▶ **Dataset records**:
>>>>
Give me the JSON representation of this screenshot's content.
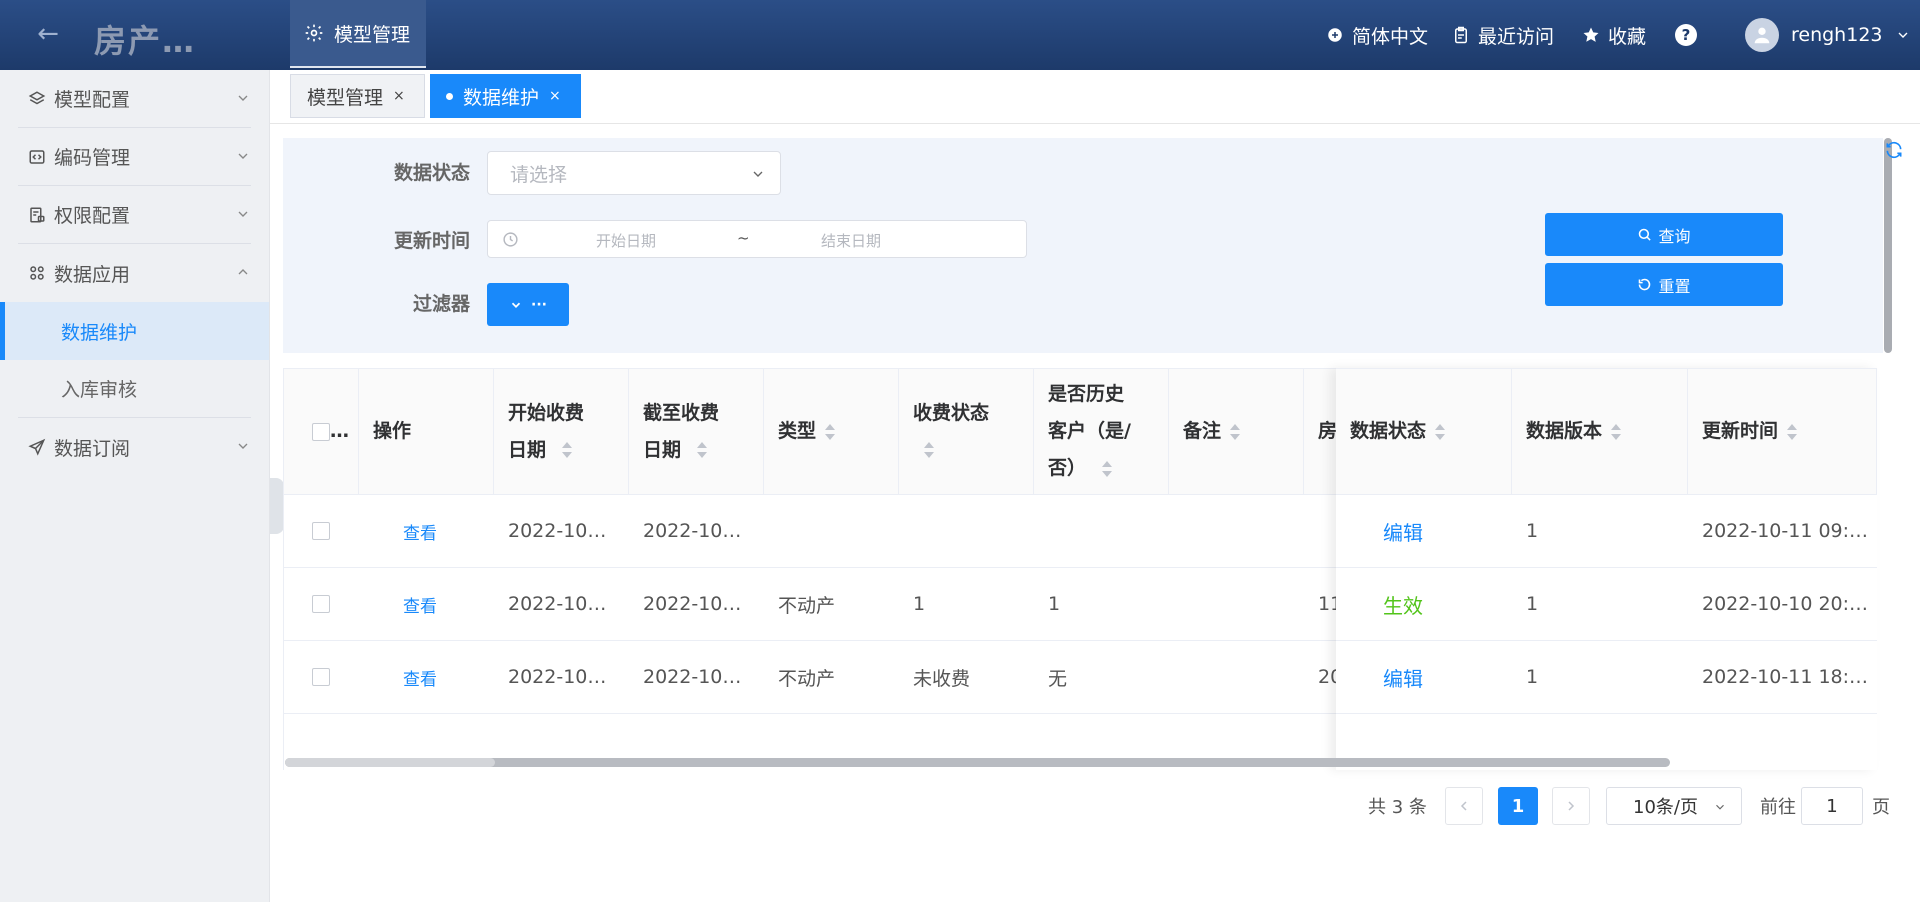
{
  "header": {
    "app_title": "房产…",
    "active_module": "模型管理",
    "language": "简体中文",
    "recent": "最近访问",
    "favorites": "收藏",
    "help": "?",
    "username": "rengh123"
  },
  "sidebar": {
    "items": [
      {
        "label": "模型配置",
        "icon": "layers-icon"
      },
      {
        "label": "编码管理",
        "icon": "code-icon"
      },
      {
        "label": "权限配置",
        "icon": "permission-icon"
      },
      {
        "label": "数据应用",
        "icon": "apps-icon"
      },
      {
        "label": "数据订阅",
        "icon": "send-icon"
      }
    ],
    "subitems": [
      {
        "label": "数据维护",
        "active": true
      },
      {
        "label": "入库审核",
        "active": false
      }
    ]
  },
  "tags": [
    {
      "label": "模型管理",
      "close": "×"
    },
    {
      "label": "数据维护",
      "close": "×",
      "active": true
    }
  ],
  "search": {
    "status_label": "数据状态",
    "status_placeholder": "请选择",
    "time_label": "更新时间",
    "start_placeholder": "开始日期",
    "range_sep": "~",
    "end_placeholder": "结束日期",
    "filter_label": "过滤器",
    "filter_more": "···",
    "query_btn": "查询",
    "reset_btn": "重置"
  },
  "table": {
    "headers": {
      "checkbox_ellipsis": "…",
      "action": "操作",
      "start_date_1": "开始收费",
      "start_date_2": "日期",
      "end_date_1": "截至收费",
      "end_date_2": "日期",
      "type": "类型",
      "fee_status": "收费状态",
      "history_1": "是否历史",
      "history_2": "客户（是/",
      "history_3": "否）",
      "remark": "备注",
      "house": "房",
      "data_status": "数据状态",
      "data_version": "数据版本",
      "update_time": "更新时间"
    },
    "rows": [
      {
        "action": "查看",
        "start": "2022-10…",
        "end": "2022-10…",
        "type": "",
        "fee_status": "",
        "history": "",
        "remark": "",
        "house": "",
        "data_status": "编辑",
        "version": "1",
        "updated": "2022-10-11 09:…"
      },
      {
        "action": "查看",
        "start": "2022-10…",
        "end": "2022-10…",
        "type": "不动产",
        "fee_status": "1",
        "history": "1",
        "remark": "",
        "house": "11",
        "data_status": "生效",
        "version": "1",
        "updated": "2022-10-10 20:…"
      },
      {
        "action": "查看",
        "start": "2022-10…",
        "end": "2022-10…",
        "type": "不动产",
        "fee_status": "未收费",
        "history": "无",
        "remark": "",
        "house": "20",
        "data_status": "编辑",
        "version": "1",
        "updated": "2022-10-11 18:…"
      }
    ]
  },
  "pagination": {
    "total": "共 3 条",
    "current_page": "1",
    "page_size": "10条/页",
    "goto_label": "前往",
    "goto_value": "1",
    "page_unit": "页"
  },
  "colors": {
    "header_bg": "#1d3a6a",
    "primary": "#1989fa",
    "active_status": "#52c41a"
  }
}
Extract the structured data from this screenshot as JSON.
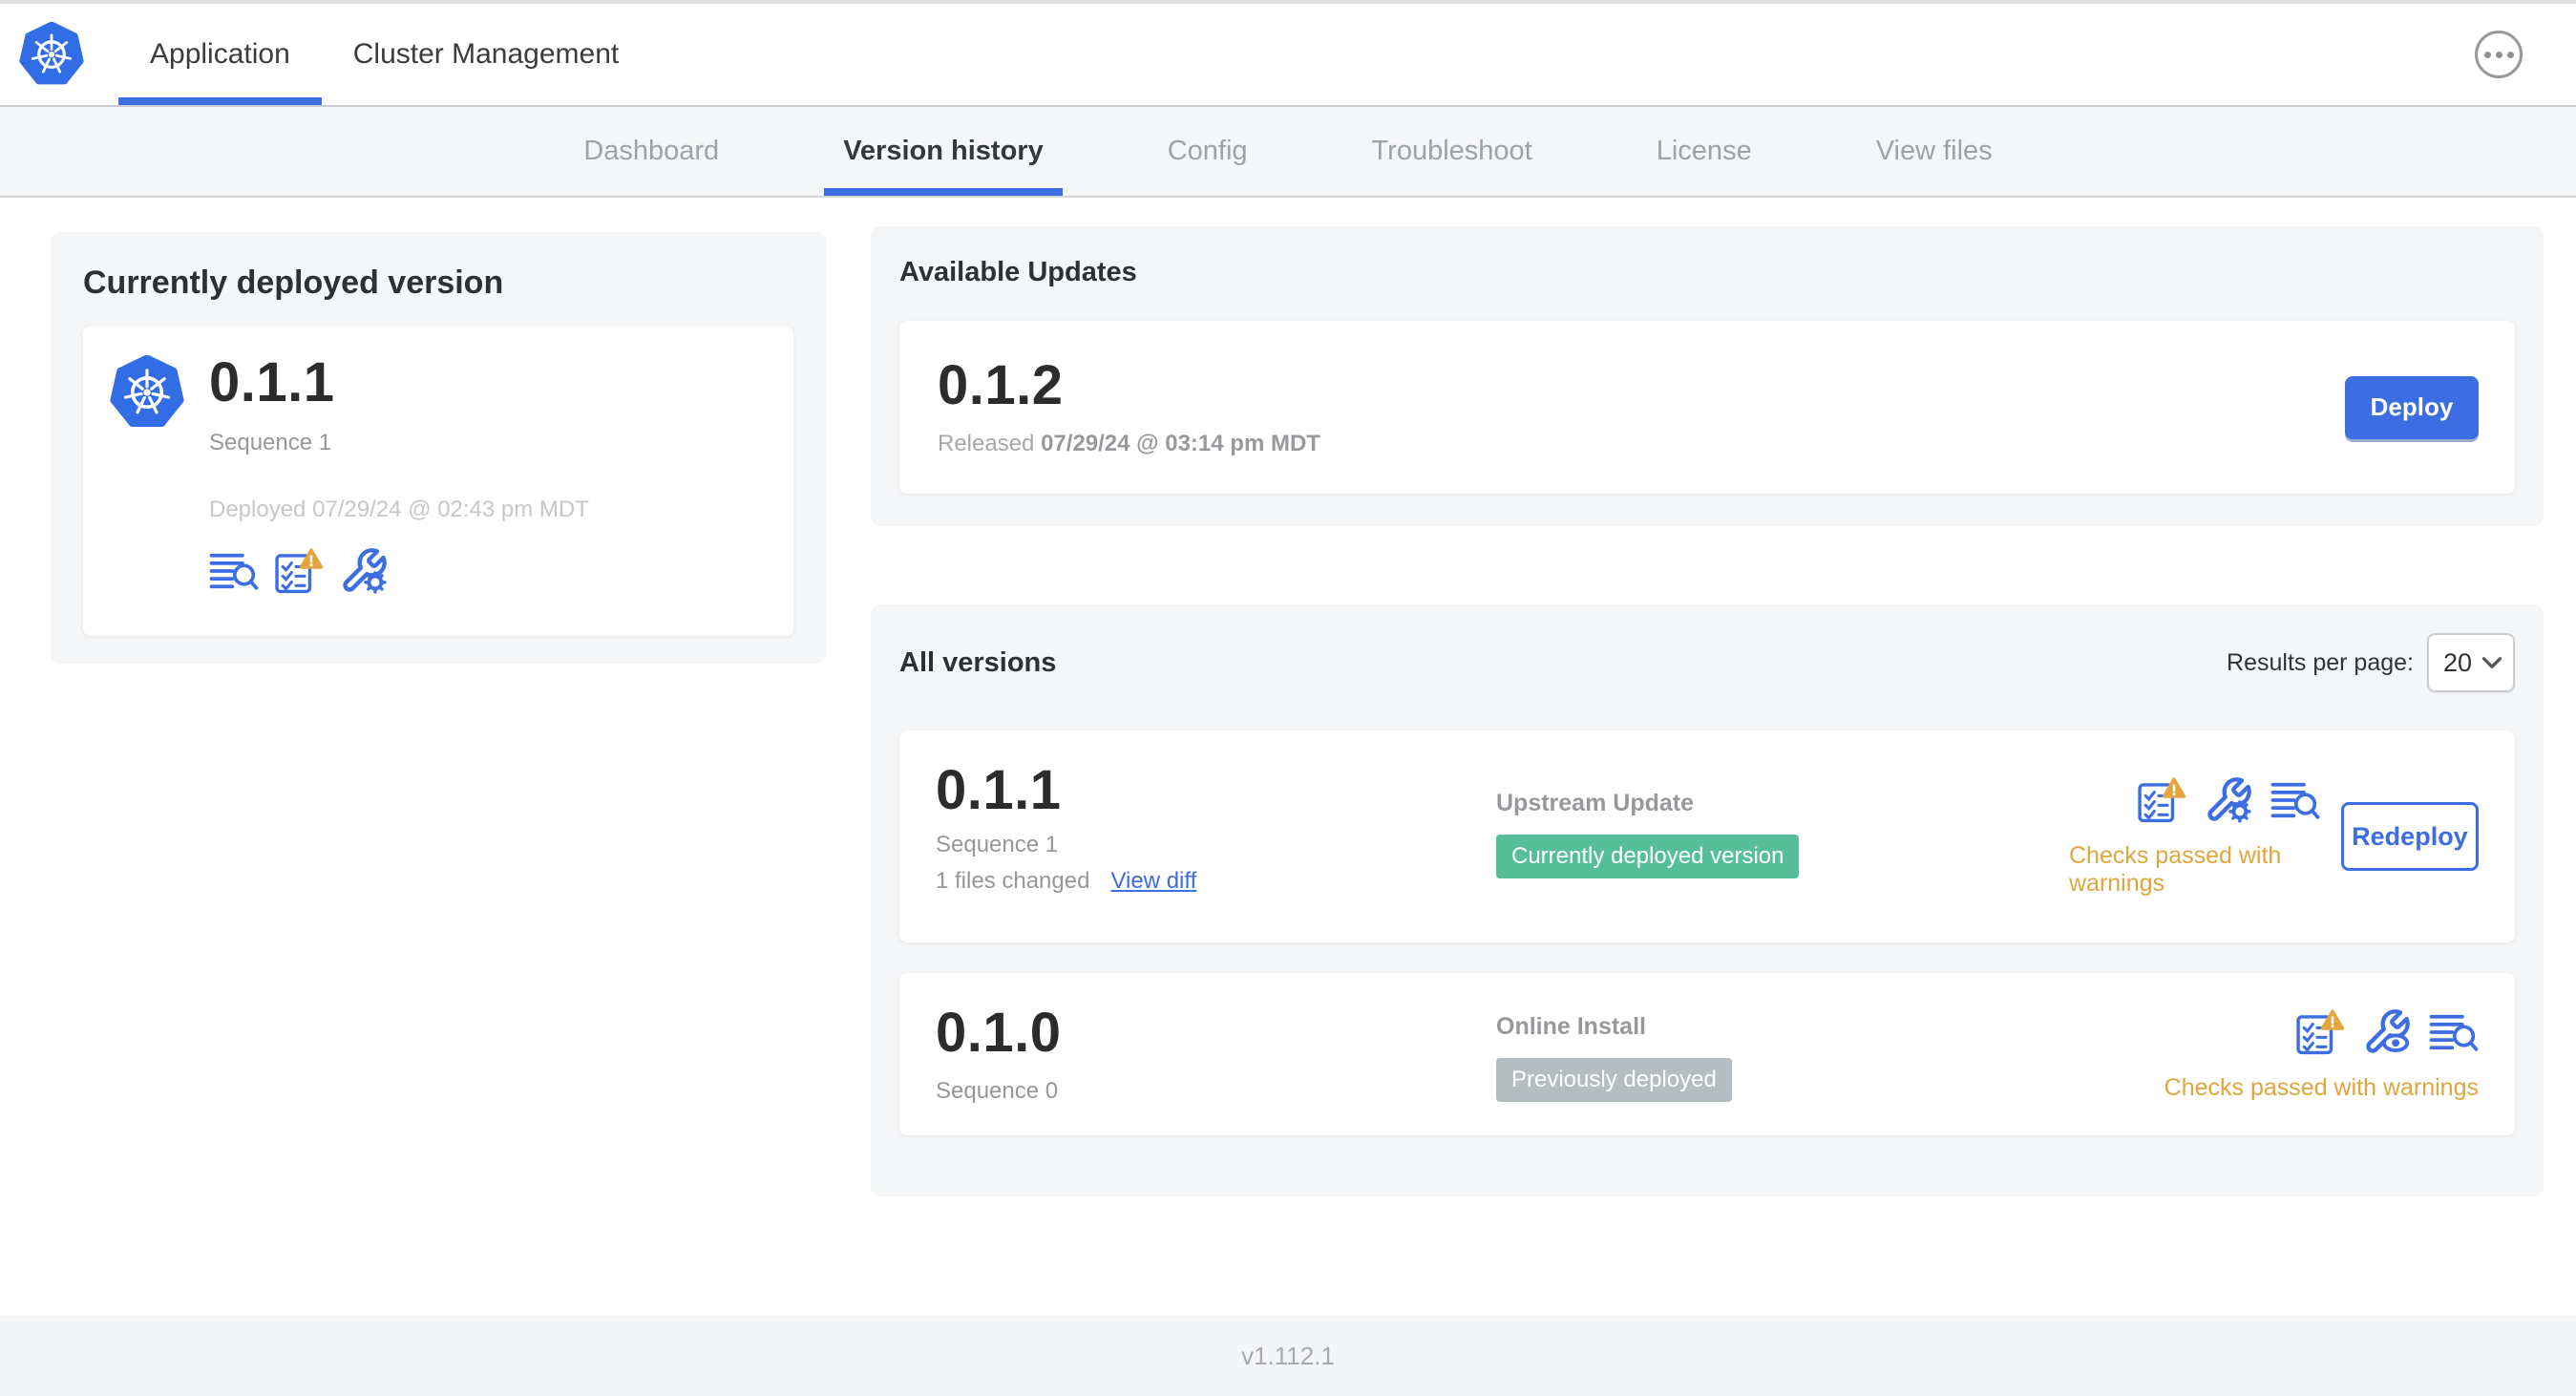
{
  "topnav": {
    "tabs": [
      {
        "label": "Application"
      },
      {
        "label": "Cluster Management"
      }
    ]
  },
  "subnav": {
    "tabs": [
      {
        "label": "Dashboard"
      },
      {
        "label": "Version history"
      },
      {
        "label": "Config"
      },
      {
        "label": "Troubleshoot"
      },
      {
        "label": "License"
      },
      {
        "label": "View files"
      }
    ]
  },
  "current_version": {
    "title": "Currently deployed version",
    "version": "0.1.1",
    "sequence": "Sequence 1",
    "deployed": "Deployed 07/29/24 @ 02:43 pm MDT"
  },
  "available_updates": {
    "title": "Available Updates",
    "version": "0.1.2",
    "released_label": "Released",
    "released_date": "07/29/24 @ 03:14 pm MDT",
    "deploy_label": "Deploy"
  },
  "all_versions": {
    "title": "All versions",
    "results_per_page_label": "Results per page:",
    "results_per_page_value": "20",
    "rows": [
      {
        "version": "0.1.1",
        "sequence": "Sequence 1",
        "files_changed": "1 files changed",
        "view_diff_label": "View diff",
        "source": "Upstream Update",
        "badge": "Currently deployed version",
        "checks_status": "Checks passed with warnings",
        "action_label": "Redeploy"
      },
      {
        "version": "0.1.0",
        "sequence": "Sequence 0",
        "source": "Online Install",
        "badge": "Previously deployed",
        "checks_status": "Checks passed with warnings"
      }
    ]
  },
  "footer": {
    "version": "v1.112.1"
  },
  "icons": {
    "app-logo": "kubernetes-helm-wheel-heptagon",
    "menu": "ellipsis-in-circle",
    "version-diff": "text-lines-with-magnifier",
    "preflight-checks-warning": "checklist-with-warning-triangle",
    "edit-config": "wrench-with-gear",
    "view-config": "wrench-with-eye",
    "select-chevron": "chevron-down"
  },
  "colors": {
    "accent_blue": "#3d6de2",
    "kubernetes_blue": "#326de6",
    "warning_amber": "#e6a53c",
    "badge_green": "#56bf9a",
    "badge_gray": "#b4bec1",
    "card_gray": "#f4f6f8"
  }
}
<<<<
The records above must be echoed exactly, minus their pictures.

Give me the JSON representation of this screenshot's content.
{
  "header": {
    "app_title": "房产…",
    "active_module": "模型管理",
    "language": "简体中文",
    "recent": "最近访问",
    "favorites": "收藏",
    "help": "?",
    "username": "rengh123"
  },
  "sidebar": {
    "items": [
      {
        "label": "模型配置",
        "icon": "layers-icon"
      },
      {
        "label": "编码管理",
        "icon": "code-icon"
      },
      {
        "label": "权限配置",
        "icon": "permission-icon"
      },
      {
        "label": "数据应用",
        "icon": "apps-icon"
      },
      {
        "label": "数据订阅",
        "icon": "send-icon"
      }
    ],
    "subitems": [
      {
        "label": "数据维护",
        "active": true
      },
      {
        "label": "入库审核",
        "active": false
      }
    ]
  },
  "tags": [
    {
      "label": "模型管理",
      "close": "×"
    },
    {
      "label": "数据维护",
      "close": "×",
      "active": true
    }
  ],
  "search": {
    "status_label": "数据状态",
    "status_placeholder": "请选择",
    "time_label": "更新时间",
    "start_placeholder": "开始日期",
    "range_sep": "~",
    "end_placeholder": "结束日期",
    "filter_label": "过滤器",
    "filter_more": "···",
    "query_btn": "查询",
    "reset_btn": "重置"
  },
  "table": {
    "headers": {
      "checkbox_ellipsis": "…",
      "action": "操作",
      "start_date_1": "开始收费",
      "start_date_2": "日期",
      "end_date_1": "截至收费",
      "end_date_2": "日期",
      "type": "类型",
      "fee_status": "收费状态",
      "history_1": "是否历史",
      "history_2": "客户（是/",
      "history_3": "否）",
      "remark": "备注",
      "house": "房",
      "data_status": "数据状态",
      "data_version": "数据版本",
      "update_time": "更新时间"
    },
    "rows": [
      {
        "action": "查看",
        "start": "2022-10…",
        "end": "2022-10…",
        "type": "",
        "fee_status": "",
        "history": "",
        "remark": "",
        "house": "",
        "data_status": "编辑",
        "version": "1",
        "updated": "2022-10-11 09:…"
      },
      {
        "action": "查看",
        "start": "2022-10…",
        "end": "2022-10…",
        "type": "不动产",
        "fee_status": "1",
        "history": "1",
        "remark": "",
        "house": "11",
        "data_status": "生效",
        "version": "1",
        "updated": "2022-10-10 20:…"
      },
      {
        "action": "查看",
        "start": "2022-10…",
        "end": "2022-10…",
        "type": "不动产",
        "fee_status": "未收费",
        "history": "无",
        "remark": "",
        "house": "20",
        "data_status": "编辑",
        "version": "1",
        "updated": "2022-10-11 18:…"
      }
    ]
  },
  "pagination": {
    "total": "共 3 条",
    "current_page": "1",
    "page_size": "10条/页",
    "goto_label": "前往",
    "goto_value": "1",
    "page_unit": "页"
  },
  "colors": {
    "header_bg": "#1d3a6a",
    "primary": "#1989fa",
    "active_status": "#52c41a"
  }
}
Extract the structured data from this screenshot as JSON.
{
  "topnav": {
    "tabs": [
      {
        "label": "Application"
      },
      {
        "label": "Cluster Management"
      }
    ]
  },
  "subnav": {
    "tabs": [
      {
        "label": "Dashboard"
      },
      {
        "label": "Version history"
      },
      {
        "label": "Config"
      },
      {
        "label": "Troubleshoot"
      },
      {
        "label": "License"
      },
      {
        "label": "View files"
      }
    ]
  },
  "current_version": {
    "title": "Currently deployed version",
    "version": "0.1.1",
    "sequence": "Sequence 1",
    "deployed": "Deployed 07/29/24 @ 02:43 pm MDT"
  },
  "available_updates": {
    "title": "Available Updates",
    "version": "0.1.2",
    "released_label": "Released",
    "released_date": "07/29/24 @ 03:14 pm MDT",
    "deploy_label": "Deploy"
  },
  "all_versions": {
    "title": "All versions",
    "results_per_page_label": "Results per page:",
    "results_per_page_value": "20",
    "rows": [
      {
        "version": "0.1.1",
        "sequence": "Sequence 1",
        "files_changed": "1 files changed",
        "view_diff_label": "View diff",
        "source": "Upstream Update",
        "badge": "Currently deployed version",
        "checks_status": "Checks passed with warnings",
        "action_label": "Redeploy"
      },
      {
        "version": "0.1.0",
        "sequence": "Sequence 0",
        "source": "Online Install",
        "badge": "Previously deployed",
        "checks_status": "Checks passed with warnings"
      }
    ]
  },
  "footer": {
    "version": "v1.112.1"
  },
  "icons": {
    "app-logo": "kubernetes-helm-wheel-heptagon",
    "menu": "ellipsis-in-circle",
    "version-diff": "text-lines-with-magnifier",
    "preflight-checks-warning": "checklist-with-warning-triangle",
    "edit-config": "wrench-with-gear",
    "view-config": "wrench-with-eye",
    "select-chevron": "chevron-down"
  },
  "colors": {
    "accent_blue": "#3d6de2",
    "kubernetes_blue": "#326de6",
    "warning_amber": "#e6a53c",
    "badge_green": "#56bf9a",
    "badge_gray": "#b4bec1",
    "card_gray": "#f4f6f8"
  }
}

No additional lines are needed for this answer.